**Document extract:**
---------------

Interestingly, looking at the variability of groups’ trait distributions creates added wrinkles related to evaluating stereotype accuracy. For one, the distribution curves of different groups for most important traits overlap. Thus, even though a true and robust difference in average male vs. female height exists, some women are going to be taller than some men. Therefore, in looking for, say, tall employees, an employer cannot judge individual candidates fairly by gender status alone. The woman who just walked in may be one of those high on the female height distribution, thus towering over many male recruits who happen to reside low on the male height distribution curve. Score one against stereotypes.

At the same time, if we consider variability parameters such as the overlapping curves, then we must consider not just the overlapping middle of the distribution, but also the edges, which may not overlap. In other words, the small average difference between men and women allows for some women to be taller than some men, but the male distribution tail may extend further at the highest end. This will mean that in the case of height, if you look at the top .001 percent of the tallest humans, you will find only men. So, if you’re looking for the very tallest people in the world to join your team. You may safely, and fairly, turn down willy-nilly all female candidates. Score one for stereotypes.

---------------

**Extracted information:**
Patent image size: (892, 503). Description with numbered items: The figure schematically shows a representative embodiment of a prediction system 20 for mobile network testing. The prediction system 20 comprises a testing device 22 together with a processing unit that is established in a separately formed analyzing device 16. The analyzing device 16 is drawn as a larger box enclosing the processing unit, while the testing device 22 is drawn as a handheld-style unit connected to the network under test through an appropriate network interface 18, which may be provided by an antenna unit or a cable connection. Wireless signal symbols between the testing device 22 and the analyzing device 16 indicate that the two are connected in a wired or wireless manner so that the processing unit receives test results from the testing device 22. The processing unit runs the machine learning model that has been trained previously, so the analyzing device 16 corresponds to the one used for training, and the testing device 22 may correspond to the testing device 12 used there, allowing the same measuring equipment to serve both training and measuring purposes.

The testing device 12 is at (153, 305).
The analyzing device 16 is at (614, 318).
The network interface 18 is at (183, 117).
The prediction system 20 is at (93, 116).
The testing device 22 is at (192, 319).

---------------

Write out the whole passage on height distributions and stereotype accuracy word for word. You won't need the records for this.

Interestingly, looking at the variability of groups’ trait distributions creates added wrinkles related to evaluating stereotype accuracy. For one, the distribution curves of different groups for most important traits overlap. Thus, even though a true and robust difference in average male vs. female height exists, some women are going to be taller than some men. Therefore, in looking for, say, tall employees, an employer cannot judge individual candidates fairly by gender status alone. The woman who just walked in may be one of those high on the female height distribution, thus towering over many male recruits who happen to reside low on the male height distribution curve. Score one against stereotypes.

At the same time, if we consider variability parameters such as the overlapping curves, then we must consider not just the overlapping middle of the distribution, but also the edges, which may not overlap. In other words, the small average difference between men and women allows for some women to be taller than some men, but the male distribution tail may extend further at the highest end. This will mean that in the case of height, if you look at the top .001 percent of the tallest humans, you will find only men. So, if you’re looking for the very tallest people in the world to join your team. You may safely, and fairly, turn down willy-nilly all female candidates. Score one for stereotypes.